- _Problem details_: Go through the entries below and retype them exactly, omitting each picture.

Stored entries:
>>
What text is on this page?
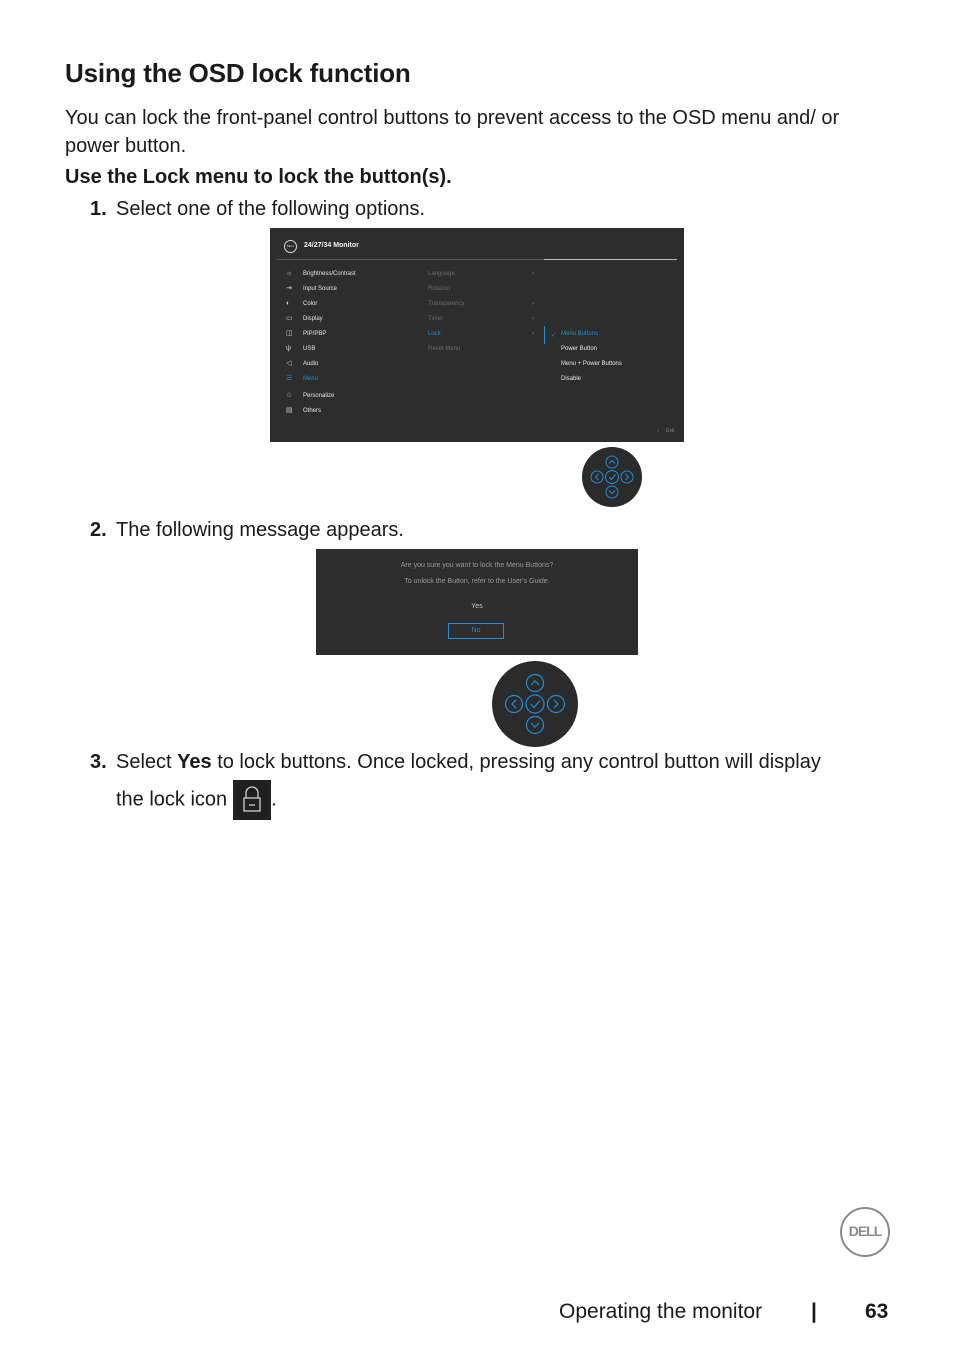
Using the OSD lock function

You can lock the front-panel control buttons to prevent access to the OSD menu and/ or power button.

Use the Lock menu to lock the button(s).

1. Select one of the following options.
DELL	24/27/34 Monitor
☼ Brightness/Contrast
⇥	Input Source
◐	Color
▭ Display
◫ PIP/PBP
ψ	USB
◁	Audio
☰ Menu
☆ Personalize
▤ Others
Language	›
Rotation
Transparency	›
Timer	›
Lock	›
Reset Menu
✓ Menu Buttons
Power Button
Menu + Power Buttons
Disable
‹ Exit
2. The following message appears.
Are you sure you want to lock the Menu Buttons?
To unlock the Button, refer to the User's Guide.
Yes
No
3. Select Yes to lock buttons. Once locked, pressing any control button will display
the lock icon .
DELL
Operating the monitor | 63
<<
- _Response_:
What text is on this page?
Using the OSD lock function

You can lock the front-panel control buttons to prevent access to the OSD menu and/ or power button.

Use the Lock menu to lock the button(s).

1. Select one of the following options.
DELL	24/27/34 Monitor
☼ Brightness/Contrast
⇥	Input Source
◐	Color
▭ Display
◫ PIP/PBP
ψ	USB
◁	Audio
☰ Menu
☆ Personalize
▤ Others
Language	›
Rotation
Transparency	›
Timer	›
Lock	›
Reset Menu
✓ Menu Buttons
Power Button
Menu + Power Buttons
Disable
‹ Exit
2. The following message appears.
Are you sure you want to lock the Menu Buttons?
To unlock the Button, refer to the User's Guide.
Yes
No
3. Select Yes to lock buttons. Once locked, pressing any control button will display
the lock icon .
DELL
Operating the monitor | 63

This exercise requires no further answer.